Reproduce the listing word for word, leaving every picture behind.

START DATA PROVIDED

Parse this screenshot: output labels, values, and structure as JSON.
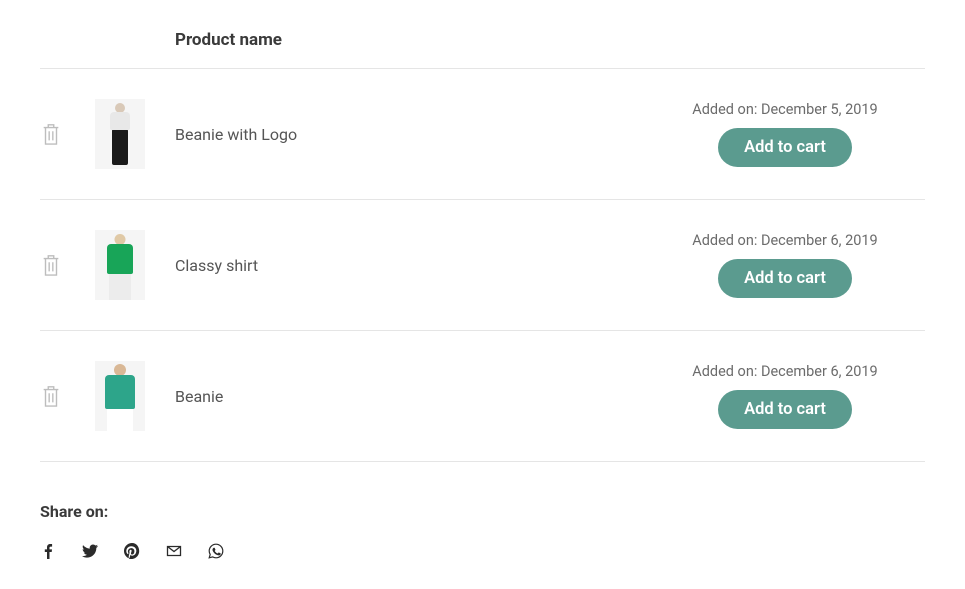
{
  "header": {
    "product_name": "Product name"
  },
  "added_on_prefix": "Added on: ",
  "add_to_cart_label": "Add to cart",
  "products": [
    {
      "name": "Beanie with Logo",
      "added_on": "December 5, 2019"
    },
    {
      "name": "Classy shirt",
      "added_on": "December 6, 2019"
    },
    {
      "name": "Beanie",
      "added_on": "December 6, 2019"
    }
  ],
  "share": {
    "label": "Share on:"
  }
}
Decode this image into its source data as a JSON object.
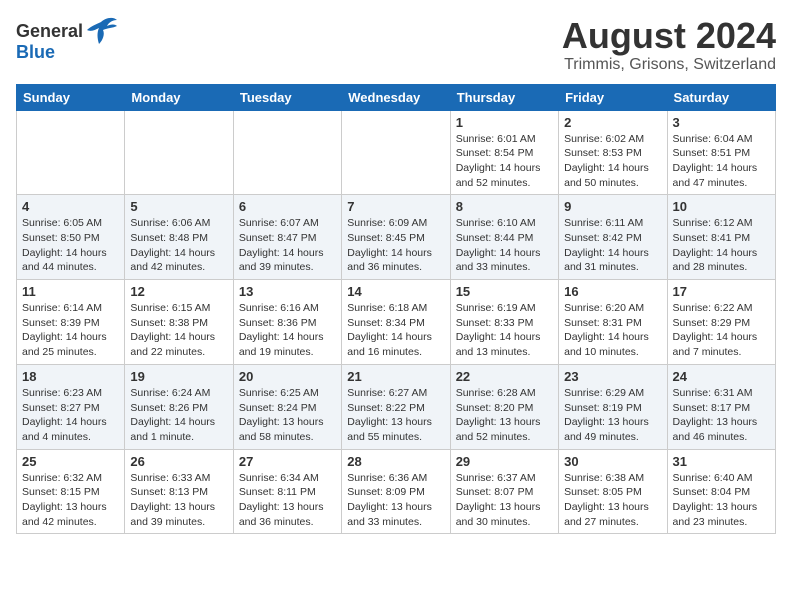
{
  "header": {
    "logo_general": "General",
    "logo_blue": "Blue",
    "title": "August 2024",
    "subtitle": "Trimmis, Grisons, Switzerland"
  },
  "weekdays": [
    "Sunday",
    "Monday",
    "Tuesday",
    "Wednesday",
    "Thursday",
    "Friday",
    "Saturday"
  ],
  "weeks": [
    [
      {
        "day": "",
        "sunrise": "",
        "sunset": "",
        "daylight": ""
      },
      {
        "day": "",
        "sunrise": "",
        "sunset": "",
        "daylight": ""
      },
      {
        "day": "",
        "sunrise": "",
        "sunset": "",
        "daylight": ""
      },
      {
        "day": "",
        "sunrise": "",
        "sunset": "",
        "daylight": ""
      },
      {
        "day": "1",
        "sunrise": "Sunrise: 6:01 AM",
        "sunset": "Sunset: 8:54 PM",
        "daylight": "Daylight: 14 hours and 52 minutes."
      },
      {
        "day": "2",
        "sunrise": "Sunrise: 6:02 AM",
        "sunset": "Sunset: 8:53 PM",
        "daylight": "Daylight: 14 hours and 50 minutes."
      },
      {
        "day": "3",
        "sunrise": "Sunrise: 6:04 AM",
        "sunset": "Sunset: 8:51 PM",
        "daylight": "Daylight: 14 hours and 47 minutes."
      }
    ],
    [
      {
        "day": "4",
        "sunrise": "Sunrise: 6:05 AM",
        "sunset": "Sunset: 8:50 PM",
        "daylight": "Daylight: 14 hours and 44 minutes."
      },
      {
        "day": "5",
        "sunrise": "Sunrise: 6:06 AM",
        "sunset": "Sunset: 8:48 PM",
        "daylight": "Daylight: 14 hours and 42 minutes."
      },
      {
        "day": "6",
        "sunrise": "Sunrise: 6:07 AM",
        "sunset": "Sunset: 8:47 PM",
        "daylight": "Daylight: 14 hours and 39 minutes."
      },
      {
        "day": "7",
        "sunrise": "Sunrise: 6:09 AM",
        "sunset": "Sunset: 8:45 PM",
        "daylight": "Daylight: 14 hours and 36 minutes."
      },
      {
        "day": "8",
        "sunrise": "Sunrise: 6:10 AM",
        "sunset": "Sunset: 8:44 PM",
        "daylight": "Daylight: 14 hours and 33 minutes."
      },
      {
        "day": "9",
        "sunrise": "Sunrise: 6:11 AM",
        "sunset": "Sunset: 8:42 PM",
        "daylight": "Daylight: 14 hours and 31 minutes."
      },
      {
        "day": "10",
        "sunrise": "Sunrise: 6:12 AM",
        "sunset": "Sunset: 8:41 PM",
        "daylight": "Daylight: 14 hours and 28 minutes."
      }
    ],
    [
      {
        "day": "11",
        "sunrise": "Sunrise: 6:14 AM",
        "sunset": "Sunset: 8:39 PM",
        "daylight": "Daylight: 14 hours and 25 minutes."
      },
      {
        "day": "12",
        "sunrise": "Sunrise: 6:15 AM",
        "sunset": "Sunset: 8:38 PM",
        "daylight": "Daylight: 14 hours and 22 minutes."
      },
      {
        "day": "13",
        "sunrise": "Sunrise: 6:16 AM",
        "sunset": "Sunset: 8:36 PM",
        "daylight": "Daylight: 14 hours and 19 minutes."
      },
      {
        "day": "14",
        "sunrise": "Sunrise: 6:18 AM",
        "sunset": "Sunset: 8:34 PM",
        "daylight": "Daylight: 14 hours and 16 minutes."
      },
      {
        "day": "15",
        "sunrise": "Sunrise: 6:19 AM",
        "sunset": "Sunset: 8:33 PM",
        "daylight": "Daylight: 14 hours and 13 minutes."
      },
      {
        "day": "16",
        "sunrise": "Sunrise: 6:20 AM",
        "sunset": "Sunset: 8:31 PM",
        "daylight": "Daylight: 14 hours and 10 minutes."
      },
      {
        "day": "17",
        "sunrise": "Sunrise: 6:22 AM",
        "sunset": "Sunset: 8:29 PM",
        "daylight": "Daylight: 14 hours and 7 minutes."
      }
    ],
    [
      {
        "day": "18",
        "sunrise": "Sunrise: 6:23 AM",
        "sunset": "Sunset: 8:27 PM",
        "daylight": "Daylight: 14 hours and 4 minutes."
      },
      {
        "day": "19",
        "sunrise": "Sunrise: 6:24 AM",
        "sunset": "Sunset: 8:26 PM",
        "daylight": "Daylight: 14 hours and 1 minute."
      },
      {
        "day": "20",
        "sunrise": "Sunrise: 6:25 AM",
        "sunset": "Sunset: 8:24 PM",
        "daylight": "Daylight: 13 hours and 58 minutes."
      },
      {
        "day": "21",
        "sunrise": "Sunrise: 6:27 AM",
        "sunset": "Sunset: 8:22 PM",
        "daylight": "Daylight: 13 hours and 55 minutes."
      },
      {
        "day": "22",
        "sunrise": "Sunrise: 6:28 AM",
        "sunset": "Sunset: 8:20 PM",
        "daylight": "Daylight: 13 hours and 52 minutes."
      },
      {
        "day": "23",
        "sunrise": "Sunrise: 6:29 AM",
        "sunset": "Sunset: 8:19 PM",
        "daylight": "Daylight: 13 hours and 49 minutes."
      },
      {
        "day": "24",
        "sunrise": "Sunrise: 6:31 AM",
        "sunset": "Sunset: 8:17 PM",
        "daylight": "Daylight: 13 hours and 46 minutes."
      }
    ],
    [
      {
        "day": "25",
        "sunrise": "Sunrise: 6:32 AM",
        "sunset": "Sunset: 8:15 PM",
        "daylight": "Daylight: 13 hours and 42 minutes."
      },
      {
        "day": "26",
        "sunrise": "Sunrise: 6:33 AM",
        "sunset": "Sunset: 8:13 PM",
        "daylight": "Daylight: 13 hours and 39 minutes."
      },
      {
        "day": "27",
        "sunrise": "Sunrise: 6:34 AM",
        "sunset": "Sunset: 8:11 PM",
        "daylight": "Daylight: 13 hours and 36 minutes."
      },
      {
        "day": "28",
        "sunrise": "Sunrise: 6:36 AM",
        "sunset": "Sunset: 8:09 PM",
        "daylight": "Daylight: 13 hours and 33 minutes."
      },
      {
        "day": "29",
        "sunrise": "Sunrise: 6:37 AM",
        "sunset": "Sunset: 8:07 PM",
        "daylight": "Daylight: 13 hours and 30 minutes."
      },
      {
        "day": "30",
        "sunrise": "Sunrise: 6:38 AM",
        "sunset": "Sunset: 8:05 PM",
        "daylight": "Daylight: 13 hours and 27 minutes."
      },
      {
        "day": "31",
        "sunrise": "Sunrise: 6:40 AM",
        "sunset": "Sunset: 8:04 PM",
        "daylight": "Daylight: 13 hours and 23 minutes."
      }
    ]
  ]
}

END DATA PROVIDED

**THE RESPONSE:**
Parse this screenshot: output labels, values, and structure as JSON.
{
  "header": {
    "product_name": "Product name"
  },
  "added_on_prefix": "Added on: ",
  "add_to_cart_label": "Add to cart",
  "products": [
    {
      "name": "Beanie with Logo",
      "added_on": "December 5, 2019"
    },
    {
      "name": "Classy shirt",
      "added_on": "December 6, 2019"
    },
    {
      "name": "Beanie",
      "added_on": "December 6, 2019"
    }
  ],
  "share": {
    "label": "Share on:"
  }
}
Decode this image into its source data as a JSON object.
{
  "header": {
    "logo_general": "General",
    "logo_blue": "Blue",
    "title": "August 2024",
    "subtitle": "Trimmis, Grisons, Switzerland"
  },
  "weekdays": [
    "Sunday",
    "Monday",
    "Tuesday",
    "Wednesday",
    "Thursday",
    "Friday",
    "Saturday"
  ],
  "weeks": [
    [
      {
        "day": "",
        "sunrise": "",
        "sunset": "",
        "daylight": ""
      },
      {
        "day": "",
        "sunrise": "",
        "sunset": "",
        "daylight": ""
      },
      {
        "day": "",
        "sunrise": "",
        "sunset": "",
        "daylight": ""
      },
      {
        "day": "",
        "sunrise": "",
        "sunset": "",
        "daylight": ""
      },
      {
        "day": "1",
        "sunrise": "Sunrise: 6:01 AM",
        "sunset": "Sunset: 8:54 PM",
        "daylight": "Daylight: 14 hours and 52 minutes."
      },
      {
        "day": "2",
        "sunrise": "Sunrise: 6:02 AM",
        "sunset": "Sunset: 8:53 PM",
        "daylight": "Daylight: 14 hours and 50 minutes."
      },
      {
        "day": "3",
        "sunrise": "Sunrise: 6:04 AM",
        "sunset": "Sunset: 8:51 PM",
        "daylight": "Daylight: 14 hours and 47 minutes."
      }
    ],
    [
      {
        "day": "4",
        "sunrise": "Sunrise: 6:05 AM",
        "sunset": "Sunset: 8:50 PM",
        "daylight": "Daylight: 14 hours and 44 minutes."
      },
      {
        "day": "5",
        "sunrise": "Sunrise: 6:06 AM",
        "sunset": "Sunset: 8:48 PM",
        "daylight": "Daylight: 14 hours and 42 minutes."
      },
      {
        "day": "6",
        "sunrise": "Sunrise: 6:07 AM",
        "sunset": "Sunset: 8:47 PM",
        "daylight": "Daylight: 14 hours and 39 minutes."
      },
      {
        "day": "7",
        "sunrise": "Sunrise: 6:09 AM",
        "sunset": "Sunset: 8:45 PM",
        "daylight": "Daylight: 14 hours and 36 minutes."
      },
      {
        "day": "8",
        "sunrise": "Sunrise: 6:10 AM",
        "sunset": "Sunset: 8:44 PM",
        "daylight": "Daylight: 14 hours and 33 minutes."
      },
      {
        "day": "9",
        "sunrise": "Sunrise: 6:11 AM",
        "sunset": "Sunset: 8:42 PM",
        "daylight": "Daylight: 14 hours and 31 minutes."
      },
      {
        "day": "10",
        "sunrise": "Sunrise: 6:12 AM",
        "sunset": "Sunset: 8:41 PM",
        "daylight": "Daylight: 14 hours and 28 minutes."
      }
    ],
    [
      {
        "day": "11",
        "sunrise": "Sunrise: 6:14 AM",
        "sunset": "Sunset: 8:39 PM",
        "daylight": "Daylight: 14 hours and 25 minutes."
      },
      {
        "day": "12",
        "sunrise": "Sunrise: 6:15 AM",
        "sunset": "Sunset: 8:38 PM",
        "daylight": "Daylight: 14 hours and 22 minutes."
      },
      {
        "day": "13",
        "sunrise": "Sunrise: 6:16 AM",
        "sunset": "Sunset: 8:36 PM",
        "daylight": "Daylight: 14 hours and 19 minutes."
      },
      {
        "day": "14",
        "sunrise": "Sunrise: 6:18 AM",
        "sunset": "Sunset: 8:34 PM",
        "daylight": "Daylight: 14 hours and 16 minutes."
      },
      {
        "day": "15",
        "sunrise": "Sunrise: 6:19 AM",
        "sunset": "Sunset: 8:33 PM",
        "daylight": "Daylight: 14 hours and 13 minutes."
      },
      {
        "day": "16",
        "sunrise": "Sunrise: 6:20 AM",
        "sunset": "Sunset: 8:31 PM",
        "daylight": "Daylight: 14 hours and 10 minutes."
      },
      {
        "day": "17",
        "sunrise": "Sunrise: 6:22 AM",
        "sunset": "Sunset: 8:29 PM",
        "daylight": "Daylight: 14 hours and 7 minutes."
      }
    ],
    [
      {
        "day": "18",
        "sunrise": "Sunrise: 6:23 AM",
        "sunset": "Sunset: 8:27 PM",
        "daylight": "Daylight: 14 hours and 4 minutes."
      },
      {
        "day": "19",
        "sunrise": "Sunrise: 6:24 AM",
        "sunset": "Sunset: 8:26 PM",
        "daylight": "Daylight: 14 hours and 1 minute."
      },
      {
        "day": "20",
        "sunrise": "Sunrise: 6:25 AM",
        "sunset": "Sunset: 8:24 PM",
        "daylight": "Daylight: 13 hours and 58 minutes."
      },
      {
        "day": "21",
        "sunrise": "Sunrise: 6:27 AM",
        "sunset": "Sunset: 8:22 PM",
        "daylight": "Daylight: 13 hours and 55 minutes."
      },
      {
        "day": "22",
        "sunrise": "Sunrise: 6:28 AM",
        "sunset": "Sunset: 8:20 PM",
        "daylight": "Daylight: 13 hours and 52 minutes."
      },
      {
        "day": "23",
        "sunrise": "Sunrise: 6:29 AM",
        "sunset": "Sunset: 8:19 PM",
        "daylight": "Daylight: 13 hours and 49 minutes."
      },
      {
        "day": "24",
        "sunrise": "Sunrise: 6:31 AM",
        "sunset": "Sunset: 8:17 PM",
        "daylight": "Daylight: 13 hours and 46 minutes."
      }
    ],
    [
      {
        "day": "25",
        "sunrise": "Sunrise: 6:32 AM",
        "sunset": "Sunset: 8:15 PM",
        "daylight": "Daylight: 13 hours and 42 minutes."
      },
      {
        "day": "26",
        "sunrise": "Sunrise: 6:33 AM",
        "sunset": "Sunset: 8:13 PM",
        "daylight": "Daylight: 13 hours and 39 minutes."
      },
      {
        "day": "27",
        "sunrise": "Sunrise: 6:34 AM",
        "sunset": "Sunset: 8:11 PM",
        "daylight": "Daylight: 13 hours and 36 minutes."
      },
      {
        "day": "28",
        "sunrise": "Sunrise: 6:36 AM",
        "sunset": "Sunset: 8:09 PM",
        "daylight": "Daylight: 13 hours and 33 minutes."
      },
      {
        "day": "29",
        "sunrise": "Sunrise: 6:37 AM",
        "sunset": "Sunset: 8:07 PM",
        "daylight": "Daylight: 13 hours and 30 minutes."
      },
      {
        "day": "30",
        "sunrise": "Sunrise: 6:38 AM",
        "sunset": "Sunset: 8:05 PM",
        "daylight": "Daylight: 13 hours and 27 minutes."
      },
      {
        "day": "31",
        "sunrise": "Sunrise: 6:40 AM",
        "sunset": "Sunset: 8:04 PM",
        "daylight": "Daylight: 13 hours and 23 minutes."
      }
    ]
  ]
}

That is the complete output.